▶ **Exercise inputs**:
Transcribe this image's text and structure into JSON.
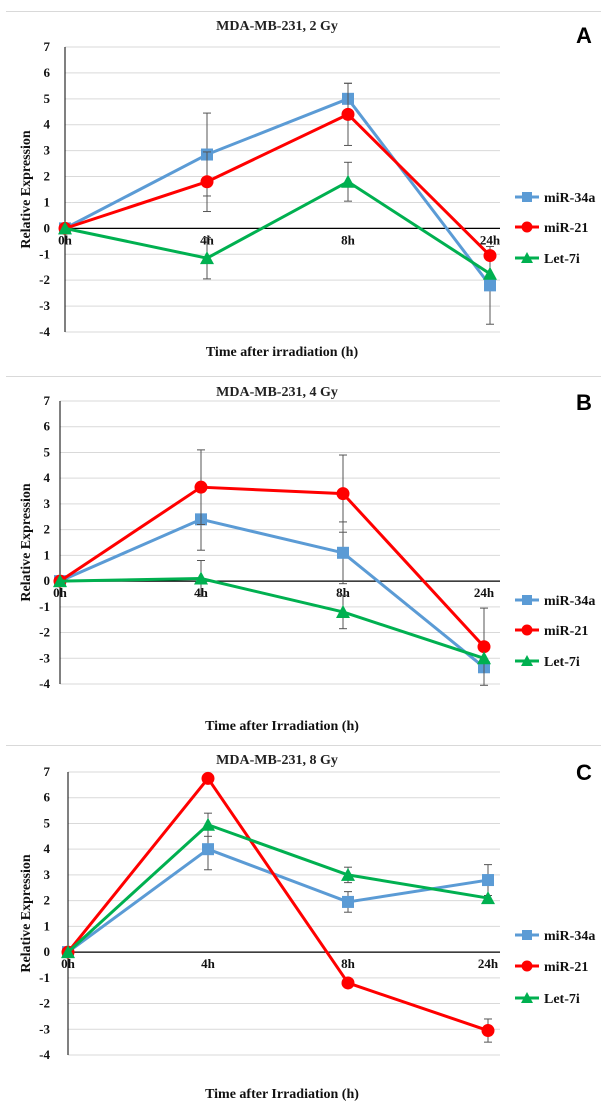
{
  "chart_data": [
    {
      "type": "line",
      "panel_letter": "A",
      "title": "MDA-MB-231, 2 Gy",
      "xlabel": "Time after irradiation (h)",
      "ylabel": "Relative Expression",
      "categories": [
        "0h",
        "4h",
        "8h",
        "24h"
      ],
      "ylim": [
        -4,
        7
      ],
      "yticks": [
        -4,
        -3,
        -2,
        -1,
        0,
        1,
        2,
        3,
        4,
        5,
        6,
        7
      ],
      "grid": true,
      "legend_position": "right",
      "series": [
        {
          "name": "miR-34a",
          "color": "#5b9bd5",
          "marker": "square",
          "values": [
            0,
            2.85,
            5.0,
            -2.2
          ],
          "err": [
            0,
            1.6,
            0.6,
            1.5
          ]
        },
        {
          "name": "miR-21",
          "color": "#ff0000",
          "marker": "circle",
          "values": [
            0,
            1.8,
            4.4,
            -1.05
          ],
          "err": [
            0,
            1.15,
            1.2,
            0
          ]
        },
        {
          "name": "Let-7i",
          "color": "#00b050",
          "marker": "triangle",
          "values": [
            0,
            -1.15,
            1.8,
            -1.75
          ],
          "err": [
            0,
            0.8,
            0.75,
            0
          ]
        }
      ]
    },
    {
      "type": "line",
      "panel_letter": "B",
      "title": "MDA-MB-231, 4 Gy",
      "xlabel": "Time after Irradiation (h)",
      "ylabel": "Relative Expression",
      "categories": [
        "0h",
        "4h",
        "8h",
        "24h"
      ],
      "ylim": [
        -4,
        7
      ],
      "yticks": [
        -4,
        -3,
        -2,
        -1,
        0,
        1,
        2,
        3,
        4,
        5,
        6,
        7
      ],
      "grid": true,
      "legend_position": "right",
      "series": [
        {
          "name": "miR-34a",
          "color": "#5b9bd5",
          "marker": "square",
          "values": [
            0,
            2.4,
            1.1,
            -3.35
          ],
          "err": [
            0,
            1.2,
            1.2,
            0
          ]
        },
        {
          "name": "miR-21",
          "color": "#ff0000",
          "marker": "circle",
          "values": [
            0,
            3.65,
            3.4,
            -2.55
          ],
          "err": [
            0,
            1.45,
            1.5,
            1.5
          ]
        },
        {
          "name": "Let-7i",
          "color": "#00b050",
          "marker": "triangle",
          "values": [
            0,
            0.1,
            -1.2,
            -3.0
          ],
          "err": [
            0,
            0.7,
            0.65,
            0
          ]
        }
      ]
    },
    {
      "type": "line",
      "panel_letter": "C",
      "title": "MDA-MB-231, 8 Gy",
      "xlabel": "Time after Irradiation (h)",
      "ylabel": "Relative Expression",
      "categories": [
        "0h",
        "4h",
        "8h",
        "24h"
      ],
      "ylim": [
        -4,
        7
      ],
      "yticks": [
        -4,
        -3,
        -2,
        -1,
        0,
        1,
        2,
        3,
        4,
        5,
        6,
        7
      ],
      "grid": true,
      "legend_position": "right",
      "series": [
        {
          "name": "miR-34a",
          "color": "#5b9bd5",
          "marker": "square",
          "values": [
            0,
            4.0,
            1.95,
            2.8
          ],
          "err": [
            0,
            0.8,
            0.4,
            0.6
          ]
        },
        {
          "name": "miR-21",
          "color": "#ff0000",
          "marker": "circle",
          "values": [
            0,
            6.75,
            -1.2,
            -3.05
          ],
          "err": [
            0,
            0,
            0,
            0.45
          ]
        },
        {
          "name": "Let-7i",
          "color": "#00b050",
          "marker": "triangle",
          "values": [
            0,
            4.95,
            3.0,
            2.1
          ],
          "err": [
            0,
            0.45,
            0.3,
            0
          ]
        }
      ]
    }
  ]
}
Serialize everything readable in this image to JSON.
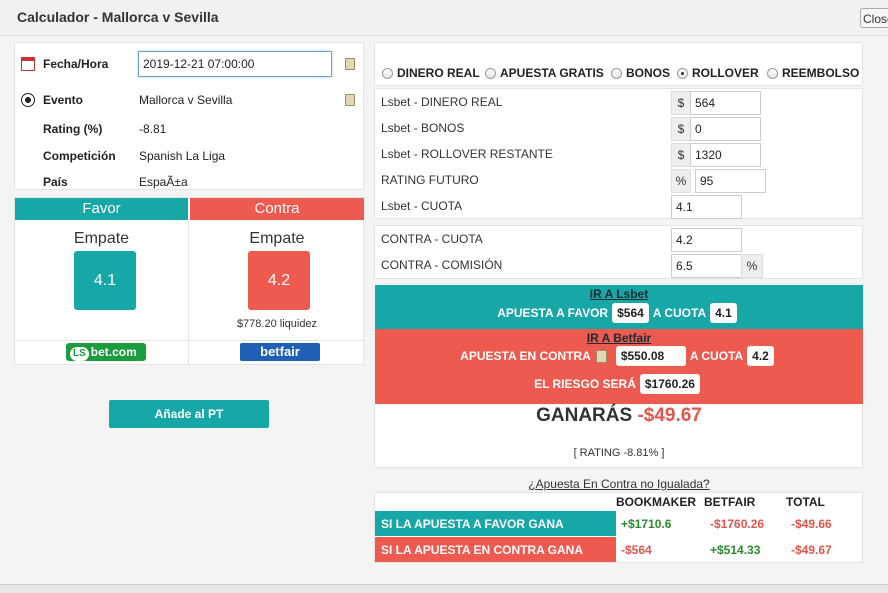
{
  "window": {
    "title": "Calculador - Mallorca v Sevilla",
    "close_label": "Close"
  },
  "info": {
    "fecha_label": "Fecha/Hora",
    "fecha_value": "2019-12-21 07:00:00",
    "evento_label": "Evento",
    "evento_value": "Mallorca v Sevilla",
    "rating_label": "Rating (%)",
    "rating_value": "-8.81",
    "competicion_label": "Competición",
    "competicion_value": "Spanish La Liga",
    "pais_label": "País",
    "pais_value": "EspaÃ±a"
  },
  "favor": {
    "header": "Favor",
    "selection": "Empate",
    "odds": "4.1",
    "bookmaker_logo": "bet.com",
    "bookmaker_logo_ls": "LS"
  },
  "contra": {
    "header": "Contra",
    "selection": "Empate",
    "odds": "4.2",
    "liquidity": "$778.20 liquidez",
    "exchange_logo": "betfair"
  },
  "add_button": "Añade al PT",
  "modes": [
    {
      "label": "DINERO REAL",
      "selected": false
    },
    {
      "label": "APUESTA GRATIS",
      "selected": false
    },
    {
      "label": "BONOS",
      "selected": false
    },
    {
      "label": "ROLLOVER",
      "selected": true
    },
    {
      "label": "REEMBOLSO",
      "selected": false
    }
  ],
  "bookie_fields": {
    "dinero_label": "Lsbet - DINERO REAL",
    "dinero_prefix": "$",
    "dinero_value": "564",
    "bonos_label": "Lsbet - BONOS",
    "bonos_prefix": "$",
    "bonos_value": "0",
    "rollover_label": "Lsbet - ROLLOVER RESTANTE",
    "rollover_prefix": "$",
    "rollover_value": "1320",
    "rating_label": "RATING FUTURO",
    "rating_prefix": "%",
    "rating_value": "95",
    "cuota_label": "Lsbet - CUOTA",
    "cuota_value": "4.1"
  },
  "contra_fields": {
    "cuota_label": "CONTRA - CUOTA",
    "cuota_value": "4.2",
    "comision_label": "CONTRA - COMISIÓN",
    "comision_value": "6.5",
    "comision_suffix": "%"
  },
  "favor_band": {
    "link": "IR A Lsbet",
    "text1": "APUESTA A FAVOR",
    "stake": "$564",
    "text2": "A CUOTA",
    "odds": "4.1"
  },
  "contra_band": {
    "link": "IR A Betfair",
    "text1": "APUESTA EN CONTRA",
    "stake": "$550.08",
    "text2": "A CUOTA",
    "odds": "4.2",
    "risk_text": "EL RIESGO SERÁ",
    "risk": "$1760.26"
  },
  "result": {
    "label": "GANARÁS",
    "value": "-$49.67",
    "rating": "[ RATING -8.81% ]"
  },
  "unmatched_link": "¿Apuesta En Contra no Igualada?",
  "summary": {
    "headers": [
      "BOOKMAKER",
      "BETFAIR",
      "TOTAL"
    ],
    "rows": [
      {
        "label": "SI LA APUESTA A FAVOR GANA",
        "bookmaker": "+$1710.6",
        "betfair": "-$1760.26",
        "total": "-$49.66"
      },
      {
        "label": "SI LA APUESTA EN CONTRA GANA",
        "bookmaker": "-$564",
        "betfair": "+$514.33",
        "total": "-$49.67"
      }
    ]
  },
  "colors": {
    "teal": "#17a7a7",
    "red": "#ee5a4f",
    "negative": "#e2554b",
    "positive": "#2a8a2a"
  }
}
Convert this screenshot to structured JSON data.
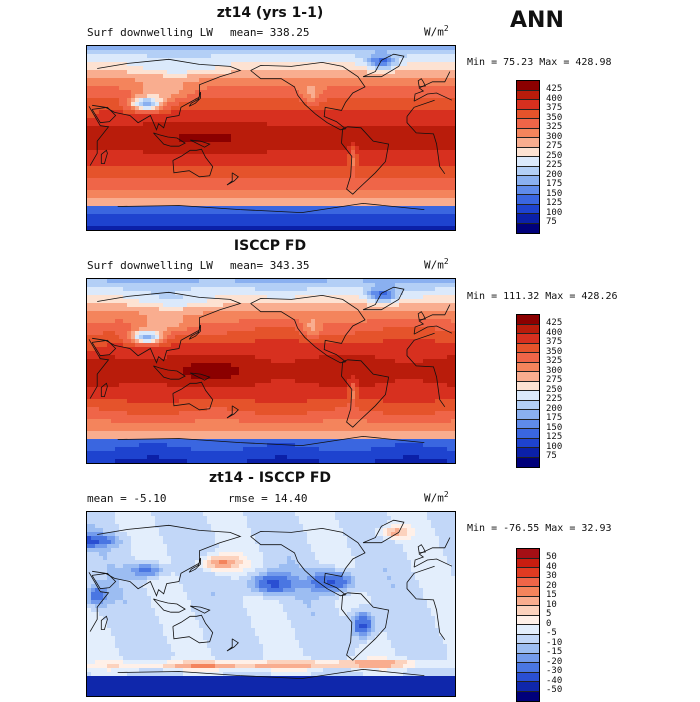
{
  "page": {
    "season": "ANN"
  },
  "panels": [
    {
      "title": "zt14 (yrs 1-1)",
      "variable": "Surf downwelling LW",
      "stat_left": "",
      "mean": "mean= 338.25",
      "units": "W/m",
      "units_exp": "2",
      "minmax": "Min =  75.23 Max = 428.98",
      "field": "model"
    },
    {
      "title": "ISCCP FD",
      "variable": "Surf downwelling LW",
      "stat_left": "",
      "mean": "mean= 343.35",
      "units": "W/m",
      "units_exp": "2",
      "minmax": "Min = 111.32 Max = 428.26",
      "field": "obs"
    },
    {
      "title": "zt14 - ISCCP FD",
      "variable": "",
      "stat_left": "mean =   -5.10",
      "mean": "rmse =   14.40",
      "units": "W/m",
      "units_exp": "2",
      "minmax": "Min = -76.55 Max =   32.93",
      "field": "diff"
    }
  ],
  "colorbars": {
    "abs": {
      "labels": [
        "425",
        "400",
        "375",
        "350",
        "325",
        "300",
        "275",
        "250",
        "225",
        "200",
        "175",
        "150",
        "125",
        "100",
        "75"
      ],
      "colors": [
        "#8b0000",
        "#b91c0b",
        "#d7301f",
        "#e5532b",
        "#ef6548",
        "#f4845c",
        "#f9ad8f",
        "#fde2d2",
        "#dbe9fb",
        "#b3cff6",
        "#8ab0f0",
        "#5f8bea",
        "#3a66e0",
        "#1e43cf",
        "#0b20a8",
        "#00007a"
      ]
    },
    "diff": {
      "labels": [
        "50",
        "40",
        "30",
        "20",
        "15",
        "10",
        "5",
        "0",
        "-5",
        "-10",
        "-15",
        "-20",
        "-30",
        "-40",
        "-50"
      ],
      "colors": [
        "#a50f15",
        "#c81d10",
        "#e03b22",
        "#ef6548",
        "#f4845c",
        "#f9ad8f",
        "#fcd2bd",
        "#fff0e8",
        "#e3eefc",
        "#c2d7f8",
        "#9cbdf2",
        "#739bec",
        "#4a76e2",
        "#2a4fd2",
        "#0f27ab",
        "#00007a"
      ]
    }
  }
}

▶ **What you will do**: Only lines with the word "JSON" should be collected from the material.

▶ **Written reply**:
Transcribe this image's text and structure into JSON.
Serialize everything readable in this image to JSON.
Convert this screenshot to structured JSON data.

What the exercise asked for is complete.